### Required task
Repeat all the records exactly, omitting pictures.

### Entries
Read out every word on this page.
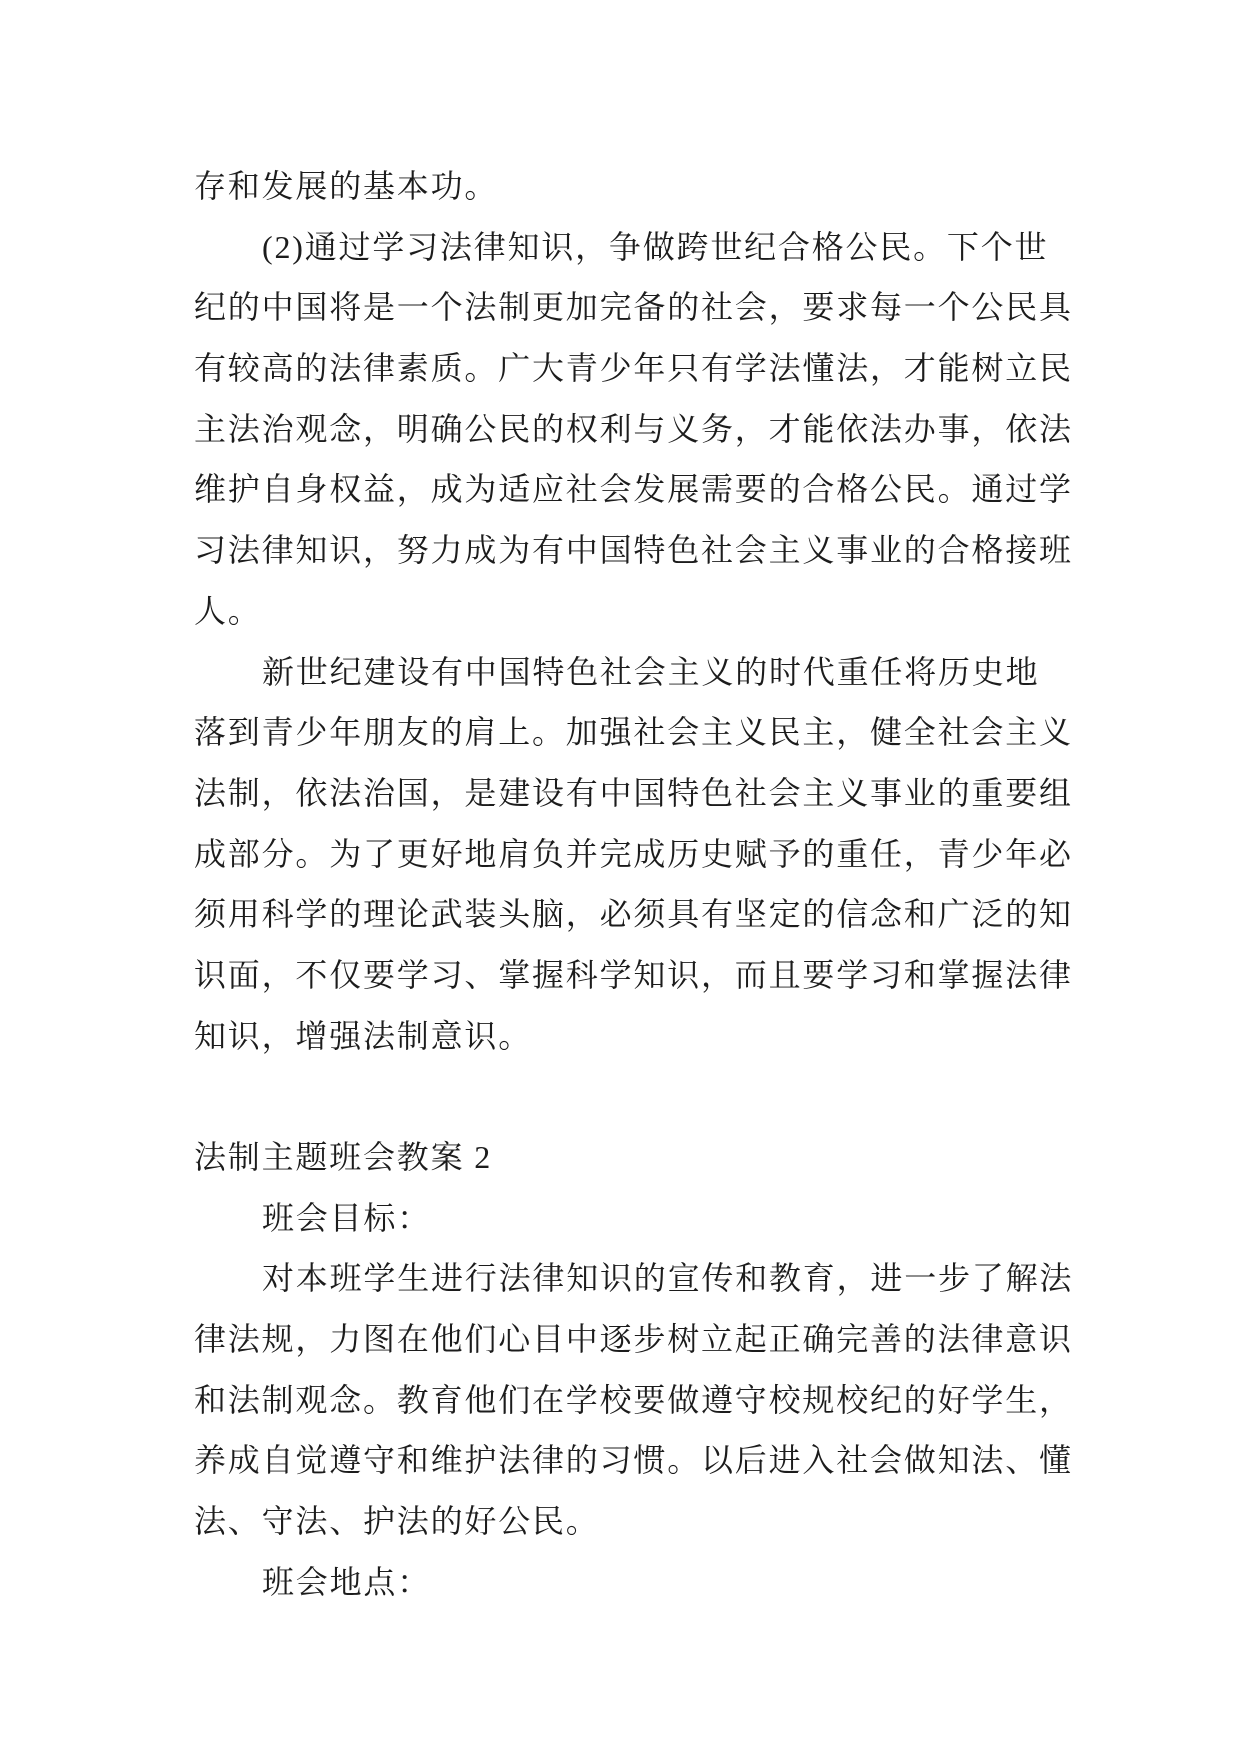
存和发展的基本功。
(2)通过学习法律知识，争做跨世纪合格公民。下个世
纪的中国将是一个法制更加完备的社会，要求每一个公民具
有较高的法律素质。广大青少年只有学法懂法，才能树立民
主法治观念，明确公民的权利与义务，才能依法办事，依法
维护自身权益，成为适应社会发展需要的合格公民。通过学
习法律知识，努力成为有中国特色社会主义事业的合格接班
人。
新世纪建设有中国特色社会主义的时代重任将历史地
落到青少年朋友的肩上。加强社会主义民主，健全社会主义
法制，依法治国，是建设有中国特色社会主义事业的重要组
成部分。为了更好地肩负并完成历史赋予的重任，青少年必
须用科学的理论武装头脑，必须具有坚定的信念和广泛的知
识面，不仅要学习、掌握科学知识，而且要学习和掌握法律
知识，增强法制意识。
法制主题班会教案 2
班会目标：
对本班学生进行法律知识的宣传和教育，进一步了解法
律法规，力图在他们心目中逐步树立起正确完善的法律意识
和法制观念。教育他们在学校要做遵守校规校纪的好学生，
养成自觉遵守和维护法律的习惯。以后进入社会做知法、懂
法、守法、护法的好公民。
班会地点：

### Result for this exercise
Read out every word on this page.
存和发展的基本功。
(2)通过学习法律知识，争做跨世纪合格公民。下个世
纪的中国将是一个法制更加完备的社会，要求每一个公民具
有较高的法律素质。广大青少年只有学法懂法，才能树立民
主法治观念，明确公民的权利与义务，才能依法办事，依法
维护自身权益，成为适应社会发展需要的合格公民。通过学
习法律知识，努力成为有中国特色社会主义事业的合格接班
人。
新世纪建设有中国特色社会主义的时代重任将历史地
落到青少年朋友的肩上。加强社会主义民主，健全社会主义
法制，依法治国，是建设有中国特色社会主义事业的重要组
成部分。为了更好地肩负并完成历史赋予的重任，青少年必
须用科学的理论武装头脑，必须具有坚定的信念和广泛的知
识面，不仅要学习、掌握科学知识，而且要学习和掌握法律
知识，增强法制意识。
法制主题班会教案 2
班会目标：
对本班学生进行法律知识的宣传和教育，进一步了解法
律法规，力图在他们心目中逐步树立起正确完善的法律意识
和法制观念。教育他们在学校要做遵守校规校纪的好学生，
养成自觉遵守和维护法律的习惯。以后进入社会做知法、懂
法、守法、护法的好公民。
班会地点：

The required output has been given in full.